**REQUIREMENTS:** Repeat, exactly and in full, the lines of the listing below, but without any pictures.
====== DATA FOR THIS TASK
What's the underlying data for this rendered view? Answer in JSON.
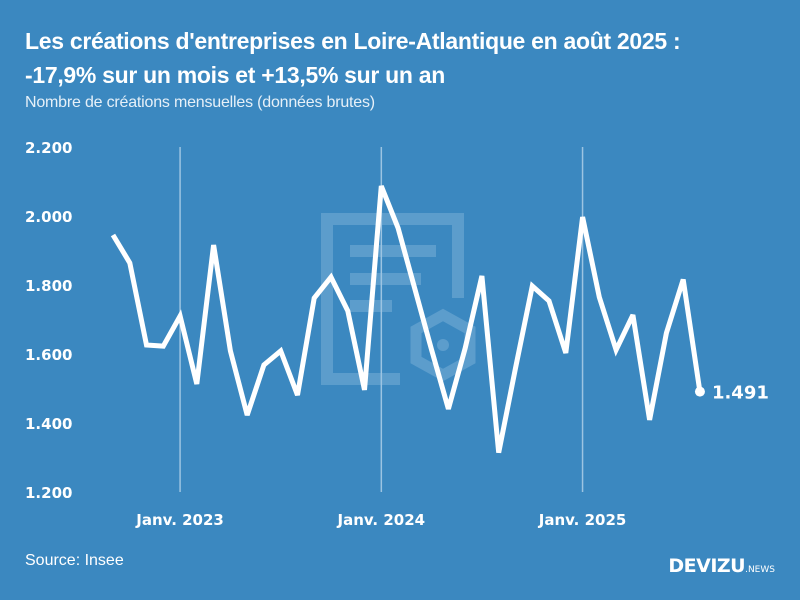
{
  "header": {
    "title_line1": "Les créations d'entreprises en Loire-Atlantique en août 2025 :",
    "title_line2": "-17,9% sur un mois et +13,5% sur un an",
    "subtitle": "Nombre de créations mensuelles (données brutes)"
  },
  "footer": {
    "source": "Source: Insee",
    "brand": "DEVIZU",
    "brand_suffix": ".NEWS"
  },
  "colors": {
    "background": "#3b88c0",
    "line": "#ffffff",
    "gridline": "#9cc4e2",
    "watermark": "#6aa6d2"
  },
  "chart_data": {
    "type": "line",
    "title": "Les créations d'entreprises en Loire-Atlantique en août 2025 : -17,9% sur un mois et +13,5% sur un an",
    "subtitle": "Nombre de créations mensuelles (données brutes)",
    "xlabel": "",
    "ylabel": "",
    "ylim": [
      1200,
      2200
    ],
    "yticks": [
      1200,
      1400,
      1600,
      1800,
      2000,
      2200
    ],
    "ytick_labels": [
      "1.200",
      "1.400",
      "1.600",
      "1.800",
      "2.000",
      "2.200"
    ],
    "xticks": [
      {
        "index": 4,
        "label": "Janv. 2023"
      },
      {
        "index": 16,
        "label": "Janv. 2024"
      },
      {
        "index": 28,
        "label": "Janv. 2025"
      }
    ],
    "grid": "vertical lines at January of each year",
    "legend": "none",
    "x": [
      "2022-09",
      "2022-10",
      "2022-11",
      "2022-12",
      "2023-01",
      "2023-02",
      "2023-03",
      "2023-04",
      "2023-05",
      "2023-06",
      "2023-07",
      "2023-08",
      "2023-09",
      "2023-10",
      "2023-11",
      "2023-12",
      "2024-01",
      "2024-02",
      "2024-03",
      "2024-04",
      "2024-05",
      "2024-06",
      "2024-07",
      "2024-08",
      "2024-09",
      "2024-10",
      "2024-11",
      "2024-12",
      "2025-01",
      "2025-02",
      "2025-03",
      "2025-04",
      "2025-05",
      "2025-06",
      "2025-07",
      "2025-08"
    ],
    "series": [
      {
        "name": "Créations d'entreprises",
        "values": [
          1945,
          1864,
          1626,
          1623,
          1710,
          1513,
          1916,
          1609,
          1423,
          1568,
          1609,
          1481,
          1762,
          1823,
          1725,
          1496,
          2087,
          1965,
          1788,
          1612,
          1441,
          1617,
          1826,
          1314,
          1559,
          1797,
          1754,
          1603,
          1997,
          1765,
          1612,
          1713,
          1409,
          1661,
          1816,
          1491
        ]
      }
    ],
    "annotations": [
      {
        "index": 35,
        "text": "1.491"
      }
    ]
  }
}
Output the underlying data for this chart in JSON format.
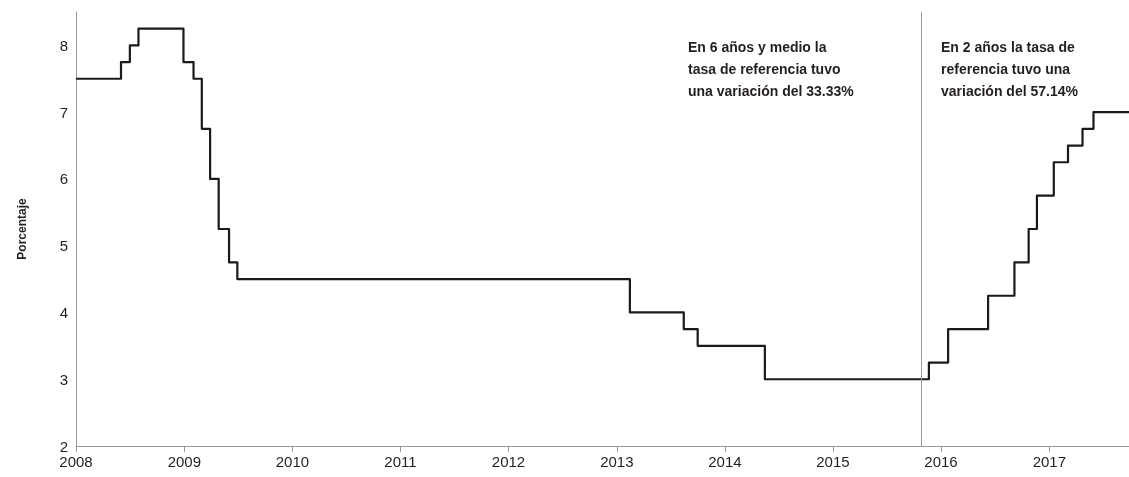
{
  "chart_data": {
    "type": "step",
    "ylabel": "Porcentaje",
    "annotations": [
      "En 6 años y medio la tasa de referencia tuvo una variación del 33.33%",
      "En 2 años la tasa de referencia tuvo una variación del 57.14%"
    ],
    "x": [
      "2008-01-01",
      "2008-06-01",
      "2008-07-01",
      "2008-07-30",
      "2008-12-29",
      "2009-02-01",
      "2009-03-01",
      "2009-03-29",
      "2009-04-27",
      "2009-06-01",
      "2009-06-29",
      "2013-02-14",
      "2013-08-15",
      "2013-10-01",
      "2014-05-16",
      "2015-11-21",
      "2016-01-25",
      "2016-06-08",
      "2016-09-05",
      "2016-10-23",
      "2016-11-20",
      "2017-01-16",
      "2017-03-05",
      "2017-04-23",
      "2017-05-30",
      "2017-09-27"
    ],
    "series": [
      {
        "color": "#1a1a1a",
        "values": [
          7.5,
          7.75,
          8,
          8.25,
          7.75,
          7.5,
          6.75,
          6,
          5.25,
          4.75,
          4.5,
          4,
          3.75,
          3.5,
          3,
          3.25,
          3.75,
          4.25,
          4.75,
          5.25,
          5.75,
          6.25,
          6.5,
          6.75,
          7,
          7
        ]
      }
    ],
    "xlim": [
      "2008-01-01",
      "2017-09-27"
    ],
    "xticks": [
      "2008",
      "2009",
      "2010",
      "2011",
      "2012",
      "2013",
      "2014",
      "2015",
      "2016",
      "2017"
    ],
    "ylim": [
      2,
      8.5
    ],
    "yticks": [
      2,
      3,
      4,
      5,
      6,
      7,
      8
    ],
    "ref_lines": [
      {
        "axis": "x",
        "value": "2015-10-26",
        "color": "#999999"
      }
    ],
    "grid": false,
    "marker": "none",
    "line_style": "solid"
  }
}
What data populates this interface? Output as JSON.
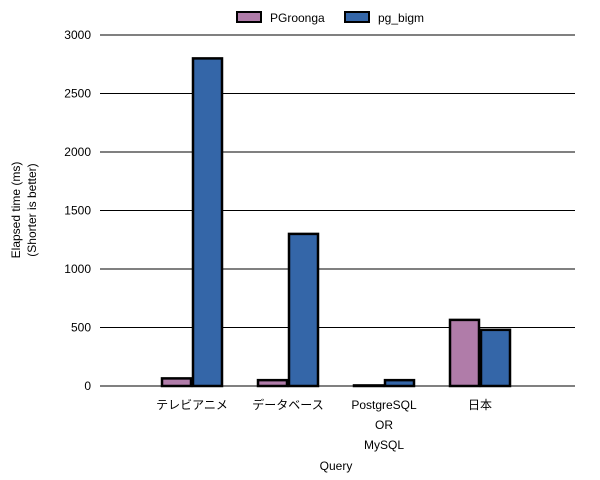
============
**THE RESULT:**
What's the underlying data for this rendered view? Answer in JSON.
{
  "header": {
    "title_line1": "Les créations d'entreprises en Loire-Atlantique en août 2025 :",
    "title_line2": "-17,9% sur un mois et +13,5% sur un an",
    "subtitle": "Nombre de créations mensuelles (données brutes)"
  },
  "footer": {
    "source": "Source: Insee",
    "brand": "DEVIZU",
    "brand_suffix": ".NEWS"
  },
  "colors": {
    "background": "#3b88c0",
    "line": "#ffffff",
    "gridline": "#9cc4e2",
    "watermark": "#6aa6d2"
  },
  "chart_data": {
    "type": "line",
    "title": "Les créations d'entreprises en Loire-Atlantique en août 2025 : -17,9% sur un mois et +13,5% sur un an",
    "subtitle": "Nombre de créations mensuelles (données brutes)",
    "xlabel": "",
    "ylabel": "",
    "ylim": [
      1200,
      2200
    ],
    "yticks": [
      1200,
      1400,
      1600,
      1800,
      2000,
      2200
    ],
    "ytick_labels": [
      "1.200",
      "1.400",
      "1.600",
      "1.800",
      "2.000",
      "2.200"
    ],
    "xticks": [
      {
        "index": 4,
        "label": "Janv. 2023"
      },
      {
        "index": 16,
        "label": "Janv. 2024"
      },
      {
        "index": 28,
        "label": "Janv. 2025"
      }
    ],
    "grid": "vertical lines at January of each year",
    "legend": "none",
    "x": [
      "2022-09",
      "2022-10",
      "2022-11",
      "2022-12",
      "2023-01",
      "2023-02",
      "2023-03",
      "2023-04",
      "2023-05",
      "2023-06",
      "2023-07",
      "2023-08",
      "2023-09",
      "2023-10",
      "2023-11",
      "2023-12",
      "2024-01",
      "2024-02",
      "2024-03",
      "2024-04",
      "2024-05",
      "2024-06",
      "2024-07",
      "2024-08",
      "2024-09",
      "2024-10",
      "2024-11",
      "2024-12",
      "2025-01",
      "2025-02",
      "2025-03",
      "2025-04",
      "2025-05",
      "2025-06",
      "2025-07",
      "2025-08"
    ],
    "series": [
      {
        "name": "Créations d'entreprises",
        "values": [
          1945,
          1864,
          1626,
          1623,
          1710,
          1513,
          1916,
          1609,
          1423,
          1568,
          1609,
          1481,
          1762,
          1823,
          1725,
          1496,
          2087,
          1965,
          1788,
          1612,
          1441,
          1617,
          1826,
          1314,
          1559,
          1797,
          1754,
          1603,
          1997,
          1765,
          1612,
          1713,
          1409,
          1661,
          1816,
          1491
        ]
      }
    ],
    "annotations": [
      {
        "index": 35,
        "text": "1.491"
      }
    ]
  }
}
Output the underlying data for this chart in JSON format.
{
  "chart_data": {
    "type": "step",
    "ylabel": "Porcentaje",
    "annotations": [
      "En 6 años y medio la tasa de referencia tuvo una variación del 33.33%",
      "En 2 años la tasa de referencia tuvo una variación del 57.14%"
    ],
    "x": [
      "2008-01-01",
      "2008-06-01",
      "2008-07-01",
      "2008-07-30",
      "2008-12-29",
      "2009-02-01",
      "2009-03-01",
      "2009-03-29",
      "2009-04-27",
      "2009-06-01",
      "2009-06-29",
      "2013-02-14",
      "2013-08-15",
      "2013-10-01",
      "2014-05-16",
      "2015-11-21",
      "2016-01-25",
      "2016-06-08",
      "2016-09-05",
      "2016-10-23",
      "2016-11-20",
      "2017-01-16",
      "2017-03-05",
      "2017-04-23",
      "2017-05-30",
      "2017-09-27"
    ],
    "series": [
      {
        "color": "#1a1a1a",
        "values": [
          7.5,
          7.75,
          8,
          8.25,
          7.75,
          7.5,
          6.75,
          6,
          5.25,
          4.75,
          4.5,
          4,
          3.75,
          3.5,
          3,
          3.25,
          3.75,
          4.25,
          4.75,
          5.25,
          5.75,
          6.25,
          6.5,
          6.75,
          7,
          7
        ]
      }
    ],
    "xlim": [
      "2008-01-01",
      "2017-09-27"
    ],
    "xticks": [
      "2008",
      "2009",
      "2010",
      "2011",
      "2012",
      "2013",
      "2014",
      "2015",
      "2016",
      "2017"
    ],
    "ylim": [
      2,
      8.5
    ],
    "yticks": [
      2,
      3,
      4,
      5,
      6,
      7,
      8
    ],
    "ref_lines": [
      {
        "axis": "x",
        "value": "2015-10-26",
        "color": "#999999"
      }
    ],
    "grid": false,
    "marker": "none",
    "line_style": "solid"
  }
}
What data populates this interface? Output as JSON.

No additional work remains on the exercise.